**Instructions for the task:** Exactly reproduce each line of the listing that follows.

* START Records *

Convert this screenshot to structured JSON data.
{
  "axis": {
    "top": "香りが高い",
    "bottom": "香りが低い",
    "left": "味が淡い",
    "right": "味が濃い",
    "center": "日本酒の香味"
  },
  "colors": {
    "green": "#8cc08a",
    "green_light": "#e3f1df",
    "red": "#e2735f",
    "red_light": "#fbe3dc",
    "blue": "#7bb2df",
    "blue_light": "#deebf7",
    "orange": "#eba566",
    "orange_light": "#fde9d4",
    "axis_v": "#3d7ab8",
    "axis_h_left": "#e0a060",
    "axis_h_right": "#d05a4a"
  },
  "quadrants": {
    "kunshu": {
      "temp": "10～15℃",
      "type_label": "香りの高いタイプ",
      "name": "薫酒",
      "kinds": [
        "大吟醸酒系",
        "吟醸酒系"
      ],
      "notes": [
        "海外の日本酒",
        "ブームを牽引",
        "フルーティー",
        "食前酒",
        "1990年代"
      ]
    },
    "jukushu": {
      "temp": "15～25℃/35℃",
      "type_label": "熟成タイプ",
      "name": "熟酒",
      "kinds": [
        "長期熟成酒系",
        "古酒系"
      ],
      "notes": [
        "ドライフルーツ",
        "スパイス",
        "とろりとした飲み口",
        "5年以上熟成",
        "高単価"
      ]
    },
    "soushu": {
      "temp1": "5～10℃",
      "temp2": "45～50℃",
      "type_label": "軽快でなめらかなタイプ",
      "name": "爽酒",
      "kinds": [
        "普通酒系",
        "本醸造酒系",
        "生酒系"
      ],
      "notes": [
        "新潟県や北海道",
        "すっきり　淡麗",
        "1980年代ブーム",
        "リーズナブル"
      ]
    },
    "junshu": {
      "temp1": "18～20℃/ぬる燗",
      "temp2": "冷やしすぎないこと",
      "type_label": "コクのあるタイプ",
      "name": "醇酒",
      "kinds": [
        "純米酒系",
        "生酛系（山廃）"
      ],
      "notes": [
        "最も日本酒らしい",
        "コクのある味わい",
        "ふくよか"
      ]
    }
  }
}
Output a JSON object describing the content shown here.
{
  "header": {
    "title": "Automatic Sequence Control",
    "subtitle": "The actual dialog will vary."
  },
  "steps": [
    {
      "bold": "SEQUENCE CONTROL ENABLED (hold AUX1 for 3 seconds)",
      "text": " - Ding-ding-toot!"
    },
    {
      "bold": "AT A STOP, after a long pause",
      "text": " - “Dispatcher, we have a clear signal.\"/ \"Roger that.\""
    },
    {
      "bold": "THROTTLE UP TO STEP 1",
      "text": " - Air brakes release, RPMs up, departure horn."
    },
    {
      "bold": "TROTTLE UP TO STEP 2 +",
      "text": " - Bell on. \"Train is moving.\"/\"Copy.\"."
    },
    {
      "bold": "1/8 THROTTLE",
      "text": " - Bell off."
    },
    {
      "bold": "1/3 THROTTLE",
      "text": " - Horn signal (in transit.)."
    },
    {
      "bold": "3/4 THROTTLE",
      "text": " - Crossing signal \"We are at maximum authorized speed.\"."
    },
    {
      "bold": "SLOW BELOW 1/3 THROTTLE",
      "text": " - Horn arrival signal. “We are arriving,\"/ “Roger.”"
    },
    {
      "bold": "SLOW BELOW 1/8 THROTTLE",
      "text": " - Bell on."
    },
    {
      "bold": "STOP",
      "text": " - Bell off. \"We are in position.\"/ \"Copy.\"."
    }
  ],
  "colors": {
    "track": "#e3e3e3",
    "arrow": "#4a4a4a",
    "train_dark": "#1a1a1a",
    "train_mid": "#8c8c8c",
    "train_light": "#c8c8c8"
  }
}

* END Records *

**Answer to the problem:**
Convert this screenshot to structured JSON data.
{
  "axis": {
    "top": "香りが高い",
    "bottom": "香りが低い",
    "left": "味が淡い",
    "right": "味が濃い",
    "center": "日本酒の香味"
  },
  "colors": {
    "green": "#8cc08a",
    "green_light": "#e3f1df",
    "red": "#e2735f",
    "red_light": "#fbe3dc",
    "blue": "#7bb2df",
    "blue_light": "#deebf7",
    "orange": "#eba566",
    "orange_light": "#fde9d4",
    "axis_v": "#3d7ab8",
    "axis_h_left": "#e0a060",
    "axis_h_right": "#d05a4a"
  },
  "quadrants": {
    "kunshu": {
      "temp": "10～15℃",
      "type_label": "香りの高いタイプ",
      "name": "薫酒",
      "kinds": [
        "大吟醸酒系",
        "吟醸酒系"
      ],
      "notes": [
        "海外の日本酒",
        "ブームを牽引",
        "フルーティー",
        "食前酒",
        "1990年代"
      ]
    },
    "jukushu": {
      "temp": "15～25℃/35℃",
      "type_label": "熟成タイプ",
      "name": "熟酒",
      "kinds": [
        "長期熟成酒系",
        "古酒系"
      ],
      "notes": [
        "ドライフルーツ",
        "スパイス",
        "とろりとした飲み口",
        "5年以上熟成",
        "高単価"
      ]
    },
    "soushu": {
      "temp1": "5～10℃",
      "temp2": "45～50℃",
      "type_label": "軽快でなめらかなタイプ",
      "name": "爽酒",
      "kinds": [
        "普通酒系",
        "本醸造酒系",
        "生酒系"
      ],
      "notes": [
        "新潟県や北海道",
        "すっきり　淡麗",
        "1980年代ブーム",
        "リーズナブル"
      ]
    },
    "junshu": {
      "temp1": "18～20℃/ぬる燗",
      "temp2": "冷やしすぎないこと",
      "type_label": "コクのあるタイプ",
      "name": "醇酒",
      "kinds": [
        "純米酒系",
        "生酛系（山廃）"
      ],
      "notes": [
        "最も日本酒らしい",
        "コクのある味わい",
        "ふくよか"
      ]
    }
  }
}
Output a JSON object describing the content shown here.
{
  "header": {
    "title": "Automatic Sequence Control",
    "subtitle": "The actual dialog will vary."
  },
  "steps": [
    {
      "bold": "SEQUENCE CONTROL ENABLED (hold AUX1 for 3 seconds)",
      "text": " - Ding-ding-toot!"
    },
    {
      "bold": "AT A STOP, after a long pause",
      "text": " - “Dispatcher, we have a clear signal.\"/ \"Roger that.\""
    },
    {
      "bold": "THROTTLE UP TO STEP 1",
      "text": " - Air brakes release, RPMs up, departure horn."
    },
    {
      "bold": "TROTTLE UP TO STEP 2 +",
      "text": " - Bell on. \"Train is moving.\"/\"Copy.\"."
    },
    {
      "bold": "1/8 THROTTLE",
      "text": " - Bell off."
    },
    {
      "bold": "1/3 THROTTLE",
      "text": " - Horn signal (in transit.)."
    },
    {
      "bold": "3/4 THROTTLE",
      "text": " - Crossing signal \"We are at maximum authorized speed.\"."
    },
    {
      "bold": "SLOW BELOW 1/3 THROTTLE",
      "text": " - Horn arrival signal. “We are arriving,\"/ “Roger.”"
    },
    {
      "bold": "SLOW BELOW 1/8 THROTTLE",
      "text": " - Bell on."
    },
    {
      "bold": "STOP",
      "text": " - Bell off. \"We are in position.\"/ \"Copy.\"."
    }
  ],
  "colors": {
    "track": "#e3e3e3",
    "arrow": "#4a4a4a",
    "train_dark": "#1a1a1a",
    "train_mid": "#8c8c8c",
    "train_light": "#c8c8c8"
  }
}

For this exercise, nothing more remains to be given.